[START OF RECORDS TO USE]

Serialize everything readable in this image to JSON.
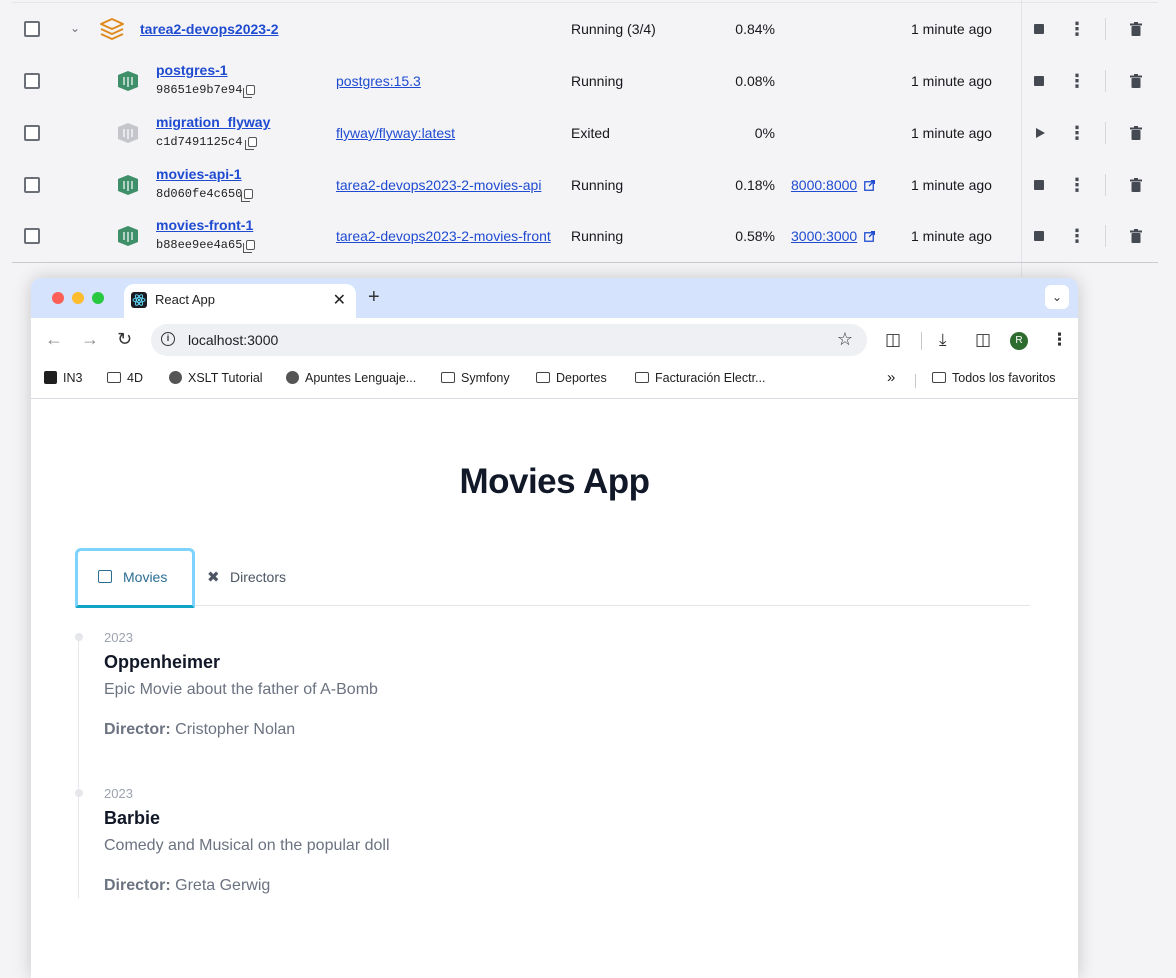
{
  "docker": {
    "stack": {
      "name": "tarea2-devops2023-2",
      "status": "Running (3/4)",
      "cpu": "0.84%",
      "time": "1 minute ago"
    },
    "containers": [
      {
        "name": "postgres-1",
        "id": "98651e9b7e94",
        "image": "postgres:15.3",
        "status": "Running",
        "cpu": "0.08%",
        "port": "",
        "time": "1 minute ago",
        "state": "running"
      },
      {
        "name": "migration_flyway",
        "id": "c1d7491125c4",
        "image": "flyway/flyway:latest",
        "status": "Exited",
        "cpu": "0%",
        "port": "",
        "time": "1 minute ago",
        "state": "exited"
      },
      {
        "name": "movies-api-1",
        "id": "8d060fe4c650",
        "image": "tarea2-devops2023-2-movies-api",
        "status": "Running",
        "cpu": "0.18%",
        "port": "8000:8000",
        "time": "1 minute ago",
        "state": "running"
      },
      {
        "name": "movies-front-1",
        "id": "b88ee9ee4a65",
        "image": "tarea2-devops2023-2-movies-front",
        "status": "Running",
        "cpu": "0.58%",
        "port": "3000:3000",
        "time": "1 minute ago",
        "state": "running"
      }
    ],
    "colors": {
      "link": "#1f4bd1",
      "stack_icon": "#e08a1e",
      "container_icon": "#3f8f6b",
      "container_icon_exited": "#c4c6cc"
    }
  },
  "browser": {
    "tab_title": "React App",
    "url": "localhost:3000",
    "avatar_initial": "R",
    "bookmarks": [
      "IN3",
      "4D",
      "XSLT Tutorial",
      "Apuntes Lenguaje...",
      "Symfony",
      "Deportes",
      "Facturación Electr..."
    ],
    "all_bookmarks": "Todos los favoritos",
    "icons": [
      "back-icon",
      "forward-icon",
      "reload-icon",
      "info-icon",
      "star-icon",
      "extensions-icon",
      "download-icon",
      "sidebar-icon",
      "menu-icon"
    ]
  },
  "app": {
    "title": "Movies App",
    "tabs": [
      {
        "label": "Movies",
        "active": true
      },
      {
        "label": "Directors",
        "active": false
      }
    ],
    "director_label": "Director:",
    "movies": [
      {
        "year": "2023",
        "title": "Oppenheimer",
        "description": "Epic Movie about the father of A-Bomb",
        "director": "Cristopher Nolan"
      },
      {
        "year": "2023",
        "title": "Barbie",
        "description": "Comedy and Musical on the popular doll",
        "director": "Greta Gerwig"
      }
    ],
    "colors": {
      "active_tab": "#2b6d93",
      "active_border": "#7dd3fc"
    }
  }
}
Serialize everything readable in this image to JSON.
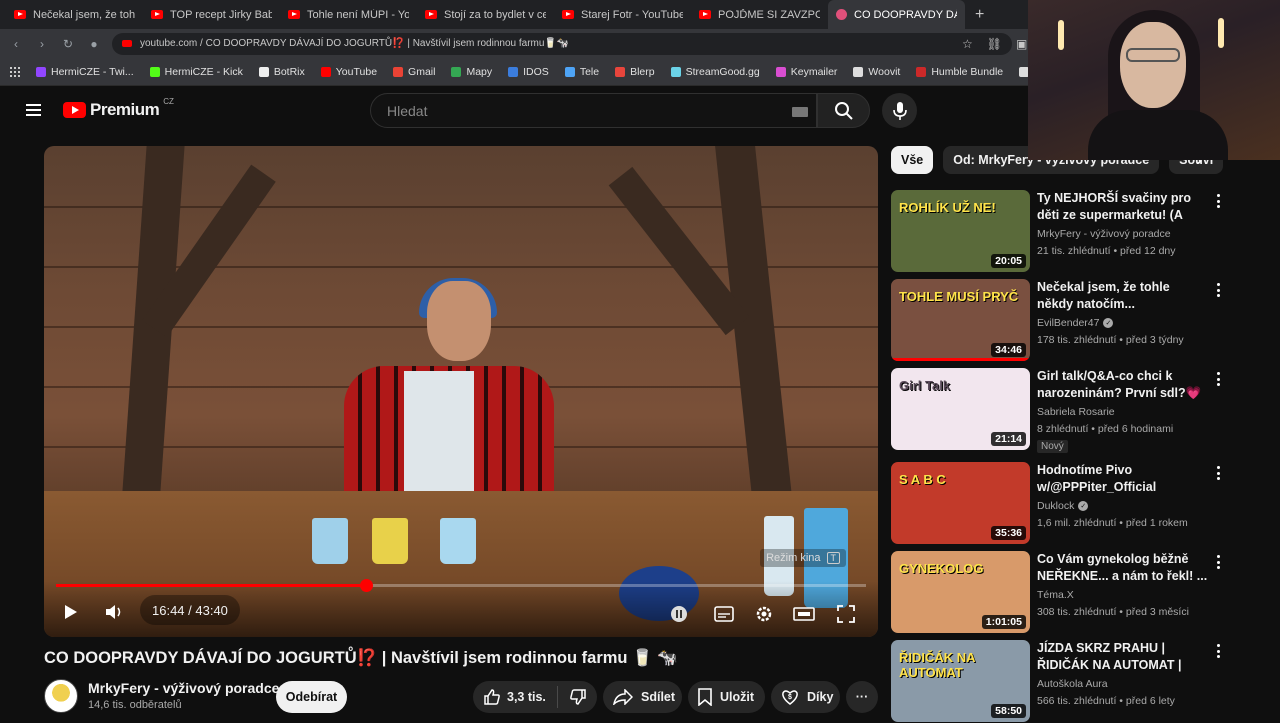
{
  "browser": {
    "tabs": [
      {
        "title": "Nečekal jsem, že tohle ně",
        "active": false
      },
      {
        "title": "TOP recept Jirky Babicii K",
        "active": false
      },
      {
        "title": "Tohle není MÚPI - YouTub",
        "active": false
      },
      {
        "title": "Stojí za to bydlet v centru",
        "active": false
      },
      {
        "title": "Starej Fotr - YouTube",
        "active": false
      },
      {
        "title": "POJĎME SI ZAVZPOMÍNA",
        "active": false
      },
      {
        "title": "CO DOOPRAVDY DÁVAJÍ",
        "active": true
      }
    ],
    "new_tab": "+",
    "url": "youtube.com / CO DOOPRAVDY DÁVAJÍ DO JOGURTŮ⁉️ | Navštívil jsem rodinnou farmu🥛🐄",
    "bookmarks": [
      {
        "label": "HermiCZE - Twi...",
        "color": "#9146ff"
      },
      {
        "label": "HermiCZE - Kick",
        "color": "#53fc18"
      },
      {
        "label": "BotRix",
        "color": "#eeeeee"
      },
      {
        "label": "YouTube",
        "color": "#ff0000"
      },
      {
        "label": "Gmail",
        "color": "#ea4335"
      },
      {
        "label": "Mapy",
        "color": "#34a853"
      },
      {
        "label": "IDOS",
        "color": "#3b7ddd"
      },
      {
        "label": "Tele",
        "color": "#4ea4f6"
      },
      {
        "label": "Blerp",
        "color": "#e8453c"
      },
      {
        "label": "StreamGood.gg",
        "color": "#6bd3e8"
      },
      {
        "label": "Keymailer",
        "color": "#d94ed1"
      },
      {
        "label": "Woovit",
        "color": "#dddddd"
      },
      {
        "label": "Humble Bundle",
        "color": "#cc2929"
      },
      {
        "label": "7TV",
        "color": "#dddddd"
      },
      {
        "label": "Ca",
        "color": "#4285f4"
      }
    ]
  },
  "youtube": {
    "logo_text": "Premium",
    "logo_region": "CZ",
    "search_placeholder": "Hledat",
    "video": {
      "time": "16:44 / 43:40",
      "progress_fraction": 0.383,
      "cinema_label": "Režim kina",
      "cinema_key": "T",
      "title_main": "CO DOOPRAVDY DÁVAJÍ DO JOGURTŮ",
      "title_emoji": "⁉️",
      "title_rest": " | Navštívil jsem rodinnou farmu 🥛 🐄"
    },
    "channel": {
      "name": "MrkyFery - výživový poradce",
      "subscribers": "14,6 tis. odběratelů",
      "subscribe_label": "Odebírat"
    },
    "actions": {
      "likes": "3,3 tis.",
      "share": "Sdílet",
      "save": "Uložit",
      "thanks": "Díky",
      "more": "···"
    },
    "chips": [
      "Vše",
      "Od: MrkyFery - výživový poradce",
      "Souvi"
    ],
    "recommendations": [
      {
        "title": "Ty NEJHORŠÍ svačiny pro děti ze supermarketu! (A nejen pro ...",
        "channel": "MrkyFery - výživový poradce",
        "verified": false,
        "meta": "21 tis. zhlédnutí • před 12 dny",
        "duration": "20:05",
        "thumb_text": "ROHLÍK UŽ NE!",
        "thumb_bg": "#5a6a3a",
        "badge": ""
      },
      {
        "title": "Nečekal jsem, že tohle někdy natočím...",
        "channel": "EvilBender47",
        "verified": true,
        "meta": "178 tis. zhlédnutí • před 3 týdny",
        "duration": "34:46",
        "thumb_text": "TOHLE MUSÍ PRYČ",
        "thumb_bg": "#7a5040",
        "badge": ""
      },
      {
        "title": "Girl talk/Q&A-co chci k narozeninám? První sdl?💗🌟",
        "channel": "Sabriela Rosarie",
        "verified": false,
        "meta": "8 zhlédnutí • před 6 hodinami",
        "duration": "21:14",
        "thumb_text": "Girl Talk",
        "thumb_bg": "#f2e6ee",
        "badge": "Nový"
      },
      {
        "title": "Hodnotíme Pivo w/@PPPiter_Official (TierList)",
        "channel": "Duklock",
        "verified": true,
        "meta": "1,6 mil. zhlédnutí • před 1 rokem",
        "duration": "35:36",
        "thumb_text": "S A B C",
        "thumb_bg": "#c23a2a",
        "badge": ""
      },
      {
        "title": "Co Vám gynekolog běžně NEŘEKNE... a nám to řekl! ...",
        "channel": "Téma.X",
        "verified": false,
        "meta": "308 tis. zhlédnutí • před 3 měsíci",
        "duration": "1:01:05",
        "thumb_text": "GYNEKOLOG",
        "thumb_bg": "#d89a6a",
        "badge": ""
      },
      {
        "title": "JÍZDA SKRZ PRAHU | ŘIDIČÁK NA AUTOMAT | JAK NA ...",
        "channel": "Autoškola Aura",
        "verified": false,
        "meta": "566 tis. zhlédnutí • před 6 lety",
        "duration": "58:50",
        "thumb_text": "ŘIDIČÁK NA AUTOMAT",
        "thumb_bg": "#8a9aa8",
        "badge": ""
      }
    ]
  },
  "colors": {
    "background": "#0f0f0f",
    "accent_red": "#ff0000",
    "subscribe_bg": "#f1f1f1"
  }
}
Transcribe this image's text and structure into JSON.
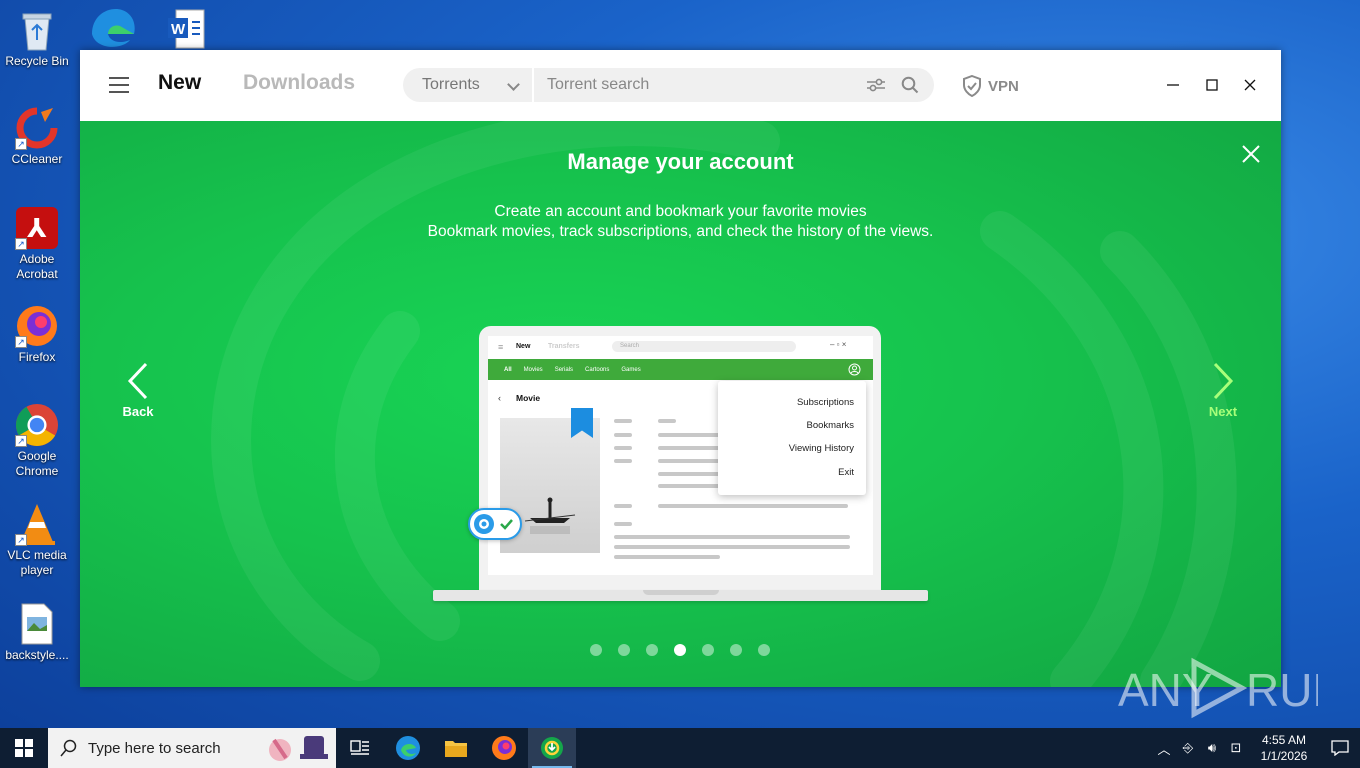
{
  "desktop": {
    "icons": [
      {
        "label": "Recycle Bin",
        "icon": "recycle-bin-icon"
      },
      {
        "label": "CCleaner",
        "icon": "ccleaner-icon"
      },
      {
        "label": "Adobe Acrobat",
        "icon": "adobe-acrobat-icon"
      },
      {
        "label": "Firefox",
        "icon": "firefox-icon"
      },
      {
        "label": "Google Chrome",
        "icon": "chrome-icon"
      },
      {
        "label": "VLC media player",
        "icon": "vlc-icon"
      },
      {
        "label": "backstyle....",
        "icon": "image-file-icon"
      }
    ]
  },
  "app": {
    "nav": {
      "new": "New",
      "downloads": "Downloads"
    },
    "search": {
      "category": "Torrents",
      "placeholder": "Torrent search"
    },
    "vpn_label": "VPN",
    "colors": {
      "accent_green": "#16c24d",
      "next_green": "#a8ff7a"
    }
  },
  "onboarding": {
    "title": "Manage your account",
    "subtitle_line1": "Create an account and bookmark your favorite movies",
    "subtitle_line2": "Bookmark movies, track subscriptions, and check the history of the views.",
    "back_label": "Back",
    "next_label": "Next",
    "total_steps": 7,
    "current_step": 4,
    "illustration": {
      "nav_new": "New",
      "nav_transfers": "Transfers",
      "search_placeholder": "Search",
      "tabs": [
        "All",
        "Movies",
        "Serials",
        "Cartoons",
        "Games"
      ],
      "page_title": "Movie",
      "menu_items": [
        "Subscriptions",
        "Bookmarks",
        "Viewing History",
        "Exit"
      ]
    }
  },
  "watermark": "ANY RUN",
  "taskbar": {
    "search_placeholder": "Type here to search",
    "time": "4:55 AM",
    "date": "1/1/2026"
  }
}
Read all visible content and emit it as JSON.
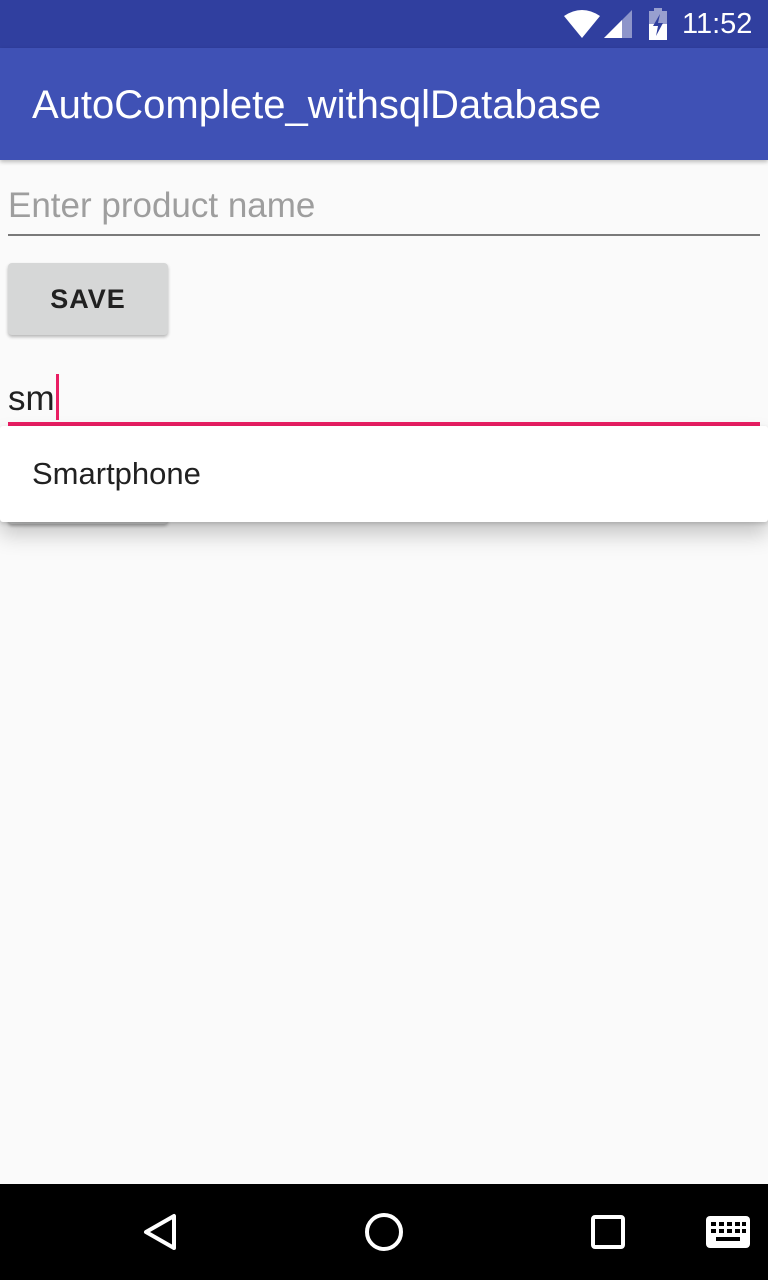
{
  "status_bar": {
    "time": "11:52",
    "icons": [
      "wifi-icon",
      "signal-icon",
      "battery-charging-icon"
    ],
    "background": "#303f9f"
  },
  "toolbar": {
    "title": "AutoComplete_withsqlDatabase",
    "background": "#3f51b5"
  },
  "form": {
    "product_input": {
      "placeholder": "Enter product name",
      "value": ""
    },
    "save_button": {
      "label": "SAVE"
    },
    "search_input": {
      "value": "sm",
      "accent": "#e91e63"
    }
  },
  "autocomplete": {
    "suggestions": [
      "Smartphone"
    ]
  },
  "nav_bar": {
    "buttons": [
      "back-icon",
      "home-icon",
      "recents-icon",
      "keyboard-icon"
    ]
  }
}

[END OF RECORDS TO USE]

Pull out all lines containing "your".

▶ [EXERCISE RESULT]:
    "title": "Manage your account",
    "subtitle_line1": "Create an account and bookmark your favorite movies",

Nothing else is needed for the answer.